▸ **Task**
Print the records below word for word, but leave out the pictures.

▸ **Source records**
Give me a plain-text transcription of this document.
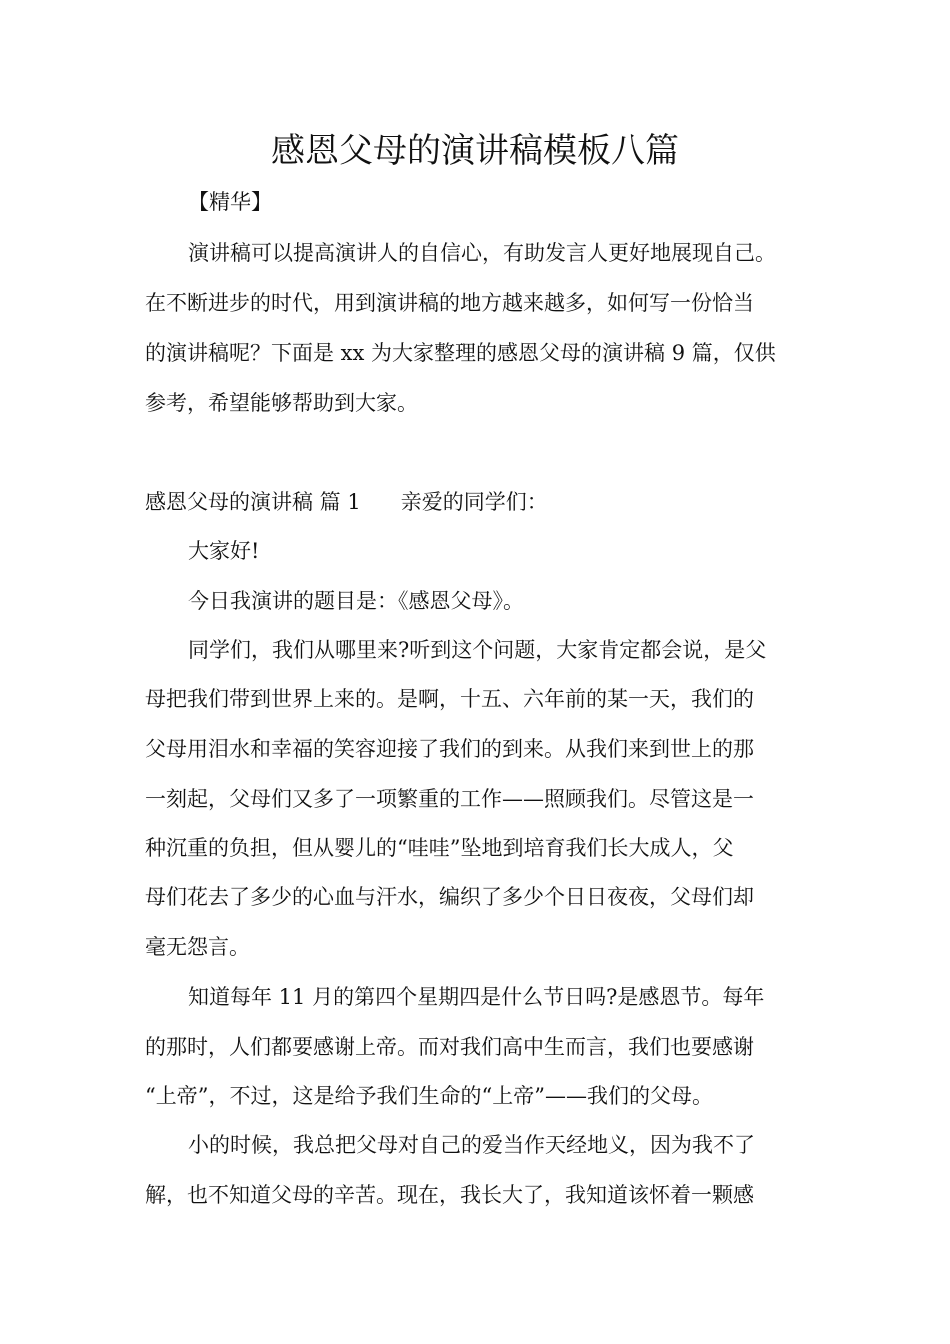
感恩父母的演讲稿模板八篇
【精华】
演讲稿可以提高演讲人的自信心，有助发言人更好地展现自己。
在不断进步的时代，用到演讲稿的地方越来越多，如何写一份恰当
的演讲稿呢？下面是 xx 为大家整理的感恩父母的演讲稿 9 篇，仅供
参考，希望能够帮助到大家。
感恩父母的演讲稿 篇 1 亲爱的同学们：
大家好!
今日我演讲的题目是：《感恩父母》。
同学们，我们从哪里来?听到这个问题，大家肯定都会说，是父
母把我们带到世界上来的。是啊，十五、六年前的某一天，我们的
父母用泪水和幸福的笑容迎接了我们的到来。从我们来到世上的那
一刻起，父母们又多了一项繁重的工作——照顾我们。尽管这是一
种沉重的负担，但从婴儿的“哇哇”坠地到培育我们长大成人，父
母们花去了多少的心血与汗水，编织了多少个日日夜夜，父母们却
毫无怨言。
知道每年 11 月的第四个星期四是什么节日吗?是感恩节。每年
的那时，人们都要感谢上帝。而对我们高中生而言，我们也要感谢
“上帝”，不过，这是给予我们生命的“上帝”——我们的父母。
小的时候，我总把父母对自己的爱当作天经地义，因为我不了
解，也不知道父母的辛苦。现在，我长大了，我知道该怀着一颗感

▸ **Exercise response**
Give me a plain-text transcription of this document.
感恩父母的演讲稿模板八篇
【精华】
演讲稿可以提高演讲人的自信心，有助发言人更好地展现自己。
在不断进步的时代，用到演讲稿的地方越来越多，如何写一份恰当
的演讲稿呢？下面是 xx 为大家整理的感恩父母的演讲稿 9 篇，仅供
参考，希望能够帮助到大家。
感恩父母的演讲稿 篇 1 亲爱的同学们：
大家好!
今日我演讲的题目是：《感恩父母》。
同学们，我们从哪里来?听到这个问题，大家肯定都会说，是父
母把我们带到世界上来的。是啊，十五、六年前的某一天，我们的
父母用泪水和幸福的笑容迎接了我们的到来。从我们来到世上的那
一刻起，父母们又多了一项繁重的工作——照顾我们。尽管这是一
种沉重的负担，但从婴儿的“哇哇”坠地到培育我们长大成人，父
母们花去了多少的心血与汗水，编织了多少个日日夜夜，父母们却
毫无怨言。
知道每年 11 月的第四个星期四是什么节日吗?是感恩节。每年
的那时，人们都要感谢上帝。而对我们高中生而言，我们也要感谢
“上帝”，不过，这是给予我们生命的“上帝”——我们的父母。
小的时候，我总把父母对自己的爱当作天经地义，因为我不了
解，也不知道父母的辛苦。现在，我长大了，我知道该怀着一颗感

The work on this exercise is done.